• _Requirements_
Repeat the whole listing exactly.

• _Records from a collection_
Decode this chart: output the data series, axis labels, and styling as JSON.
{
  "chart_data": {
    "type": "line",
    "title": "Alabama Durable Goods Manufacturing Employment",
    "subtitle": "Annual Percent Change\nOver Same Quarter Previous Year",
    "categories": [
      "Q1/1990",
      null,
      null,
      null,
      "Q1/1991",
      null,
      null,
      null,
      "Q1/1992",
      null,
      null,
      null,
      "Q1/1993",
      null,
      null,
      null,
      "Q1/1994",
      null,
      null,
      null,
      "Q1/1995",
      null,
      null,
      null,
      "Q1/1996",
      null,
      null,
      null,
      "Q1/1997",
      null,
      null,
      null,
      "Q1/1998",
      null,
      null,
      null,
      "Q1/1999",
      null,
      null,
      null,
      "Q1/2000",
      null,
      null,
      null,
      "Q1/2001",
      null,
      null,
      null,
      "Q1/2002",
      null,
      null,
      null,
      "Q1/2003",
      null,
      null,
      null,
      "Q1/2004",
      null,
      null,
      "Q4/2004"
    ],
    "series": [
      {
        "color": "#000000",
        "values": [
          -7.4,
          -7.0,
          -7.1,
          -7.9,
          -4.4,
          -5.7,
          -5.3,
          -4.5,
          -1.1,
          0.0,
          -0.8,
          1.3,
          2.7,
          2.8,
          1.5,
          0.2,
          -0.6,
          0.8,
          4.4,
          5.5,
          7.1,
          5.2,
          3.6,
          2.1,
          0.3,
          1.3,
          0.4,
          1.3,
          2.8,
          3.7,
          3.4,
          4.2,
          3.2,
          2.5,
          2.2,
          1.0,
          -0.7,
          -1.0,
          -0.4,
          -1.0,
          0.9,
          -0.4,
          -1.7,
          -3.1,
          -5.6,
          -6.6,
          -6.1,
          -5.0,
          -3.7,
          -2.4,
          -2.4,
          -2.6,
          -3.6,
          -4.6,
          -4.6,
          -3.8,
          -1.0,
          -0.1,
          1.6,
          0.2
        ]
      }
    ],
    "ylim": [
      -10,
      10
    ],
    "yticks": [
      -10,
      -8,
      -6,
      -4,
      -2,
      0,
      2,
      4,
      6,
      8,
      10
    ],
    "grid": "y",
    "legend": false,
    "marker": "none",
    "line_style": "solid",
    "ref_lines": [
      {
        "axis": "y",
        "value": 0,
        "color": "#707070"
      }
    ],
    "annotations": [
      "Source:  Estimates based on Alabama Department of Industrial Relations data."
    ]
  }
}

• _Output for this task_
Decode this chart: output the data series, axis labels, and styling as JSON.
{
  "chart_data": {
    "type": "line",
    "title": "Alabama Durable Goods Manufacturing Employment",
    "subtitle": "Annual Percent Change\nOver Same Quarter Previous Year",
    "categories": [
      "Q1/1990",
      null,
      null,
      null,
      "Q1/1991",
      null,
      null,
      null,
      "Q1/1992",
      null,
      null,
      null,
      "Q1/1993",
      null,
      null,
      null,
      "Q1/1994",
      null,
      null,
      null,
      "Q1/1995",
      null,
      null,
      null,
      "Q1/1996",
      null,
      null,
      null,
      "Q1/1997",
      null,
      null,
      null,
      "Q1/1998",
      null,
      null,
      null,
      "Q1/1999",
      null,
      null,
      null,
      "Q1/2000",
      null,
      null,
      null,
      "Q1/2001",
      null,
      null,
      null,
      "Q1/2002",
      null,
      null,
      null,
      "Q1/2003",
      null,
      null,
      null,
      "Q1/2004",
      null,
      null,
      "Q4/2004"
    ],
    "series": [
      {
        "color": "#000000",
        "values": [
          -7.4,
          -7.0,
          -7.1,
          -7.9,
          -4.4,
          -5.7,
          -5.3,
          -4.5,
          -1.1,
          0.0,
          -0.8,
          1.3,
          2.7,
          2.8,
          1.5,
          0.2,
          -0.6,
          0.8,
          4.4,
          5.5,
          7.1,
          5.2,
          3.6,
          2.1,
          0.3,
          1.3,
          0.4,
          1.3,
          2.8,
          3.7,
          3.4,
          4.2,
          3.2,
          2.5,
          2.2,
          1.0,
          -0.7,
          -1.0,
          -0.4,
          -1.0,
          0.9,
          -0.4,
          -1.7,
          -3.1,
          -5.6,
          -6.6,
          -6.1,
          -5.0,
          -3.7,
          -2.4,
          -2.4,
          -2.6,
          -3.6,
          -4.6,
          -4.6,
          -3.8,
          -1.0,
          -0.1,
          1.6,
          0.2
        ]
      }
    ],
    "ylim": [
      -10,
      10
    ],
    "yticks": [
      -10,
      -8,
      -6,
      -4,
      -2,
      0,
      2,
      4,
      6,
      8,
      10
    ],
    "grid": "y",
    "legend": false,
    "marker": "none",
    "line_style": "solid",
    "ref_lines": [
      {
        "axis": "y",
        "value": 0,
        "color": "#707070"
      }
    ],
    "annotations": [
      "Source:  Estimates based on Alabama Department of Industrial Relations data."
    ]
  }
}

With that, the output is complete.